AIM » Format every line of the listing below as a numbered list, omitting blank lines and leaving out the pictures.
begin DATA EXTRACT
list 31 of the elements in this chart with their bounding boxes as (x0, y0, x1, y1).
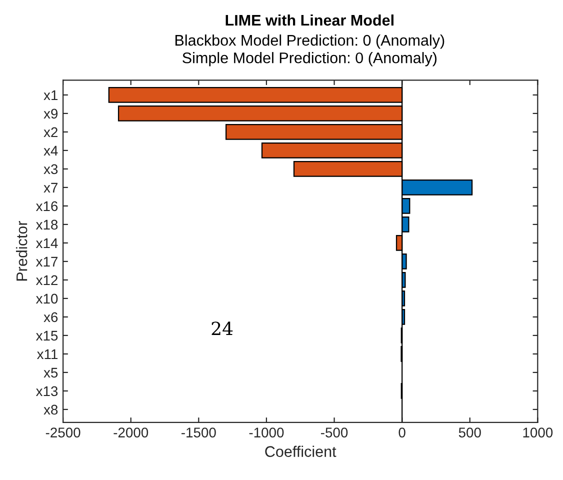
y-tick-label: x13 (36, 386, 58, 396)
x-axis-title: Coefficient (265, 446, 336, 457)
x-tick-label: 1000 (523, 428, 553, 438)
y-tick-label: x3 (44, 164, 58, 174)
y-tick-label: x6 (44, 312, 58, 322)
x-tick-label: -1000 (249, 428, 284, 438)
y-tick-label: x17 (36, 256, 58, 266)
y-tick-label: x18 (36, 220, 58, 230)
y-tick-label: x15 (36, 330, 58, 341)
y-tick-label: x4 (44, 146, 58, 156)
y-tick-label: x10 (36, 294, 58, 304)
x-tick-label: 0 (398, 428, 406, 438)
y-tick-label: x14 (36, 238, 58, 248)
y-tick-label: x1 (44, 90, 58, 100)
y-tick-label: x2 (44, 127, 58, 137)
y-tick-label: x12 (36, 275, 58, 285)
y-tick-label: x8 (44, 404, 58, 415)
chart-subtitle: Blackbox Model Prediction: 0 (Anomaly) Simple Model Prediction: 0 (Anomaly) (175, 34, 444, 66)
x-tick-label: -2500 (46, 428, 80, 438)
annotation: 24 (212, 322, 233, 335)
y-tick-label: x16 (36, 201, 58, 212)
x-tick-label: -2000 (114, 428, 148, 438)
x-tick-label: -1500 (182, 428, 216, 438)
y-tick-label: x7 (44, 182, 58, 192)
x-tick-label: -500 (320, 428, 348, 438)
y-axis-title: Predictor (16, 220, 28, 281)
x-tick-label: 500 (458, 428, 481, 438)
chart-title: LIME with Linear Model (226, 14, 394, 26)
y-tick-label: x9 (44, 108, 58, 119)
y-tick-label: x11 (36, 349, 58, 359)
y-tick-label: x5 (44, 368, 58, 378)
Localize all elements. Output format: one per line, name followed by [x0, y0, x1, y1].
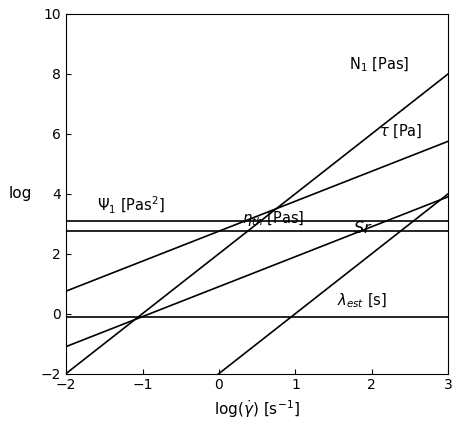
Text: $\Psi_1$ [Pas$^2$]: $\Psi_1$ [Pas$^2$]	[97, 195, 165, 216]
Text: $\mathit{Sr}$: $\mathit{Sr}$	[353, 220, 372, 237]
Y-axis label: log: log	[8, 186, 32, 201]
Text: $\tau$ [Pa]: $\tau$ [Pa]	[379, 122, 423, 140]
Text: $\eta_{th}$ [Pas]: $\eta_{th}$ [Pas]	[242, 209, 304, 228]
Text: N$_1$ [Pas]: N$_1$ [Pas]	[349, 55, 409, 74]
X-axis label: log($\dot{\gamma}$) [s$^{-1}$]: log($\dot{\gamma}$) [s$^{-1}$]	[214, 398, 300, 420]
Text: $\lambda_{est}$ [s]: $\lambda_{est}$ [s]	[337, 291, 387, 310]
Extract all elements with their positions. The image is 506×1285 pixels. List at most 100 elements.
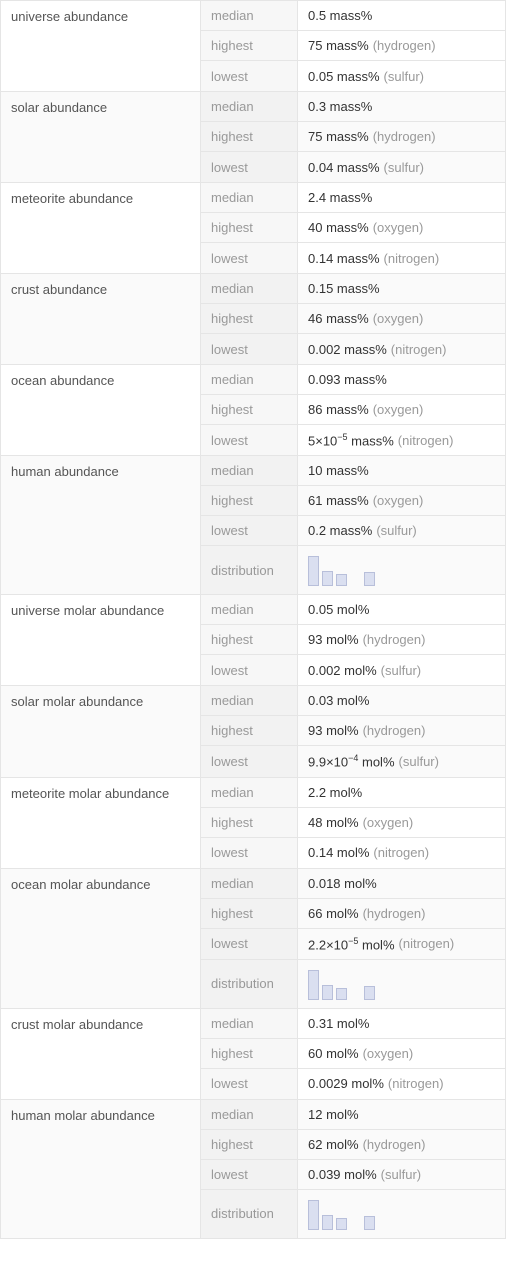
end DATA EXTRACT
RESULT »
1. list 31 of the elements in this chart with their bounding boxes as (x0, y0, x1, y1).
2. y-tick-label: x13 (36, 386, 58, 396)
3. x-axis-title: Coefficient (265, 446, 336, 457)
4. x-tick-label: 1000 (523, 428, 553, 438)
5. y-tick-label: x3 (44, 164, 58, 174)
6. y-tick-label: x6 (44, 312, 58, 322)
7. x-tick-label: -1000 (249, 428, 284, 438)
8. y-tick-label: x17 (36, 256, 58, 266)
9. y-tick-label: x18 (36, 220, 58, 230)
10. y-tick-label: x15 (36, 330, 58, 341)
11. y-tick-label: x4 (44, 146, 58, 156)
12. y-tick-label: x10 (36, 294, 58, 304)
13. x-tick-label: 0 (398, 428, 406, 438)
14. y-tick-label: x14 (36, 238, 58, 248)
15. y-tick-label: x1 (44, 90, 58, 100)
16. y-tick-label: x2 (44, 127, 58, 137)
17. y-tick-label: x12 (36, 275, 58, 285)
18. y-tick-label: x8 (44, 404, 58, 415)
19. chart-subtitle: Blackbox Model Prediction: 0 (Anomaly) Simple Model Prediction: 0 (Anomaly) (175, 34, 444, 66)
20. x-tick-label: -2500 (46, 428, 80, 438)
21. annotation: 24 (212, 322, 233, 335)
22. y-tick-label: x16 (36, 201, 58, 212)
23. x-tick-label: -2000 (114, 428, 148, 438)
24. x-tick-label: -1500 (182, 428, 216, 438)
25. y-tick-label: x7 (44, 182, 58, 192)
26. x-tick-label: -500 (320, 428, 348, 438)
27. y-axis-title: Predictor (16, 220, 28, 281)
28. x-tick-label: 500 (458, 428, 481, 438)
29. chart-title: LIME with Linear Model (226, 14, 394, 26)
30. y-tick-label: x9 (44, 108, 58, 119)
31. y-tick-label: x11 (36, 349, 58, 359)
32. y-tick-label: x5 (44, 368, 58, 378)
33. Localize all elements. Output format: one per line, name followed by [x0, y0, x1, y1].
34. Text: $\Psi_1$ [Pas$^2$]: $\Psi_1$ [Pas$^2$]	[97, 195, 165, 216]
35. Text: $\mathit{Sr}$: $\mathit{Sr}$	[353, 220, 372, 237]
36. Y-axis label: log: log	[8, 186, 32, 201]
37. Text: $\tau$ [Pa]: $\tau$ [Pa]	[379, 122, 423, 140]
38. Text: $\eta_{th}$ [Pas]: $\eta_{th}$ [Pas]	[242, 209, 304, 228]
39. Text: N$_1$ [Pas]: N$_1$ [Pas]	[349, 55, 409, 74]
40. X-axis label: log($\dot{\gamma}$) [s$^{-1}$]: log($\dot{\gamma}$) [s$^{-1}$]	[214, 398, 300, 420]
41. Text: $\lambda_{est}$ [s]: $\lambda_{est}$ [s]	[337, 291, 387, 310]
42. Extract all elements with their positions. The image is 506×1285 pixels. List at most 100 elements.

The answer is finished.